[DOCUMENT EXCERPT — start]
Hana Alemu (Williams)

Hana Alemu (Williams)

In 2 weeks, if all goes according to schedule, the trial of Larry and Carri Williams, adoptive parents (and alleged murderers) of Hana Alemu (Hannah Williams) will take place: Monday, July 22, 2013, at 9am at the Skagit County Courthouse in Mount Vernon, Washington.

Jury selection will probably take 2 or 3 days, so the opening statements might begin on Wednesday July 24 or Thursday July 25. Additionally, there is a meeting among the lawyers scheduled for July 16, for last minute maneuvering. As I hear any news, I will post an update.

Please spread the word encouraging others to attend this trial if at all possible.  I plan to be there, to bear witness for Hana, in the hope that justice will be served.

For background information, please see my previous posts Update on Hana AlemuOn Mother’s Day, and In Remembrance of Hana.

The Williamses are accused of homicide by abuse: this charge means that they caused Hana’s death (May 12, 2011) due to a pattern or practice of abuse or torture. It’s apparently a difficult charge to prove, as a jury must believe beyond a reasonable doubt that a pattern of torture or abuse existed, and that the pattern caused Hana’s death. If the Williamses are found guilty, the average sentence is 23 years.
[DOCUMENT EXCERPT — finish]
[GIVEN ENTRIES — start]
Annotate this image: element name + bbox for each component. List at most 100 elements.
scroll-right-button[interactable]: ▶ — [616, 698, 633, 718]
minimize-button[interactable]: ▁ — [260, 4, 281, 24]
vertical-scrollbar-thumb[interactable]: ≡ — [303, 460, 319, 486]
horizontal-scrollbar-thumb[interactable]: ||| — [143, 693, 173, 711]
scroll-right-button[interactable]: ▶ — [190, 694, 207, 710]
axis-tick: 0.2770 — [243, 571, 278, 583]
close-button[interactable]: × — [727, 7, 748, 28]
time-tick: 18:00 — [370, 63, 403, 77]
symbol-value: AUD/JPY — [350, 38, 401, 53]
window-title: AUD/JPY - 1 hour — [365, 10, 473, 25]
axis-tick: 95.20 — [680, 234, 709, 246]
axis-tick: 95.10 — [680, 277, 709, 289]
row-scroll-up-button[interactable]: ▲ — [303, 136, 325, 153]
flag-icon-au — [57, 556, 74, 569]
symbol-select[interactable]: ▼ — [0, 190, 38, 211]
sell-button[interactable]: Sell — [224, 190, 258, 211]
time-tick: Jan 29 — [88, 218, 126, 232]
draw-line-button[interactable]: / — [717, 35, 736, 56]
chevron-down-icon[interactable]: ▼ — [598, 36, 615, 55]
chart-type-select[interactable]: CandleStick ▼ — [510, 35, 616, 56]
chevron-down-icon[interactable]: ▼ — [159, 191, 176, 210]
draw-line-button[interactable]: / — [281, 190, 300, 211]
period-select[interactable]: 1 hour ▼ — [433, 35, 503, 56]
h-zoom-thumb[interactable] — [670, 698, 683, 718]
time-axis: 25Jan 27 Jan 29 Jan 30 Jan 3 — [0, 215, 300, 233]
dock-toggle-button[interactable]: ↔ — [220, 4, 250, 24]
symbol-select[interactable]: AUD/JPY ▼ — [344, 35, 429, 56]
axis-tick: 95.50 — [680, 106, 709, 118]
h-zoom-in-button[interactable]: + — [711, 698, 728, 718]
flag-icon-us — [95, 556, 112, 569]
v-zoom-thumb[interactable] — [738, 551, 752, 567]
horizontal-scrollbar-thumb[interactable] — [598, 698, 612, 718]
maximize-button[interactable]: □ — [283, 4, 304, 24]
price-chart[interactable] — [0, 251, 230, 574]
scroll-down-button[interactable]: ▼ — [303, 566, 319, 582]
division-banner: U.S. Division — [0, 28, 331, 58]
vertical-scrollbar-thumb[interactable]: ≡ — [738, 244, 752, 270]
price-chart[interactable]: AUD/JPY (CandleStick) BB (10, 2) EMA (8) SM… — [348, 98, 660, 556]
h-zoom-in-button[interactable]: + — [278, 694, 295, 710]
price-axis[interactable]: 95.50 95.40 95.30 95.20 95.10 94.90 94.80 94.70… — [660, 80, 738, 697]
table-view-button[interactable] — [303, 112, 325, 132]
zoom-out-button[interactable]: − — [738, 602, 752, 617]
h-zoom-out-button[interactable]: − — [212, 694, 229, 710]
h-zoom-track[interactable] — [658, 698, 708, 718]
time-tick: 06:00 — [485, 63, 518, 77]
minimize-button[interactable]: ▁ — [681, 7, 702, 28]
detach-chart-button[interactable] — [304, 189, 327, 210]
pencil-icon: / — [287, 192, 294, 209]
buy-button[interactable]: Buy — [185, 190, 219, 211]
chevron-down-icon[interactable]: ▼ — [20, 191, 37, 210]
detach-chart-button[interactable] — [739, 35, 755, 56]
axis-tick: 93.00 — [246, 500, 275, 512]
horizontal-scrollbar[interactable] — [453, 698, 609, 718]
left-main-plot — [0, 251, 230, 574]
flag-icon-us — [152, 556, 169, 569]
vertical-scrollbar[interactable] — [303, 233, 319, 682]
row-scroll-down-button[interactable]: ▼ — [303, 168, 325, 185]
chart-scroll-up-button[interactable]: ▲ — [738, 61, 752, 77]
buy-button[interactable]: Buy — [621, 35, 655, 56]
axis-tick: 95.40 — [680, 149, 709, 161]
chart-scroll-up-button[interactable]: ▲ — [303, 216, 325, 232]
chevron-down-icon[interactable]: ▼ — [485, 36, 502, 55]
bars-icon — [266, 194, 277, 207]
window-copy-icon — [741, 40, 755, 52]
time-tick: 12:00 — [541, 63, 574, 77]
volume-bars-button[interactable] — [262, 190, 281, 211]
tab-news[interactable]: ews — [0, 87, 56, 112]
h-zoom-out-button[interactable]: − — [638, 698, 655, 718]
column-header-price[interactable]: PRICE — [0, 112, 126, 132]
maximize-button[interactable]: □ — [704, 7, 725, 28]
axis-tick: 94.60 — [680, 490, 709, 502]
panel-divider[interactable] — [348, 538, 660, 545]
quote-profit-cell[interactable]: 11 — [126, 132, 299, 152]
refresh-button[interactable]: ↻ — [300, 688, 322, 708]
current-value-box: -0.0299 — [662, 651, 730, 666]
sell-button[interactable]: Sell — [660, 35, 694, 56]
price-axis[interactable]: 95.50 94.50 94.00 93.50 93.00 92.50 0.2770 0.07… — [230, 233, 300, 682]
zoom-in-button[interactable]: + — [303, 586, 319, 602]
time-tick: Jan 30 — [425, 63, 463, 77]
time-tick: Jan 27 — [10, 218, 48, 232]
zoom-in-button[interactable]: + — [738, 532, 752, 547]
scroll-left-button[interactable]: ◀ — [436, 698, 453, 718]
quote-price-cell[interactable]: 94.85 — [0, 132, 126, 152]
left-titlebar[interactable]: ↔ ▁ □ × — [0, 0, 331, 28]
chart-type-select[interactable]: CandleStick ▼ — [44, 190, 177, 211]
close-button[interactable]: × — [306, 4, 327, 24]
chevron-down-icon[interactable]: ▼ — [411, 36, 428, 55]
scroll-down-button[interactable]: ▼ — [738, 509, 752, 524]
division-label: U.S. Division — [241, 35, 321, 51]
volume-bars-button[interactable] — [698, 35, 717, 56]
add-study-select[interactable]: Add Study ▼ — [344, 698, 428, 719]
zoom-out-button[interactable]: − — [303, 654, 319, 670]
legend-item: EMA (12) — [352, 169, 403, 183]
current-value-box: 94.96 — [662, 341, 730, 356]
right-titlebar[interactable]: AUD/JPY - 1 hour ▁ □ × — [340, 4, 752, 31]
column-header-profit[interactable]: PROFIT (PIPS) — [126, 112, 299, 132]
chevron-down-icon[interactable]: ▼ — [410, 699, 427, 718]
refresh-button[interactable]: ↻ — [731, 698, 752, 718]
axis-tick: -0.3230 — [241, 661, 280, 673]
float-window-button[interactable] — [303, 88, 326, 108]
[GIVEN ENTRIES — finish]
WORK REQUEST 1 :: In the trial announcement, what is the average sentence if the Williamses are found guilty?
WORK REQUEST 2 :: Put this sentence from the trial announcement into Spanish: "Jury selection will probably take 2 or 3 days, so the opening statements might begin on Wednesday July 24 or Thursday July 25."

ANSWER SPACE 1 :: 23 years.

ANSWER SPACE 2 :: La selección del jurado probablemente tomará 2 o 3 días, por lo que los alegatos de apertura podrían comenzar el miércoles 24 de julio o el jueves 25 de julio.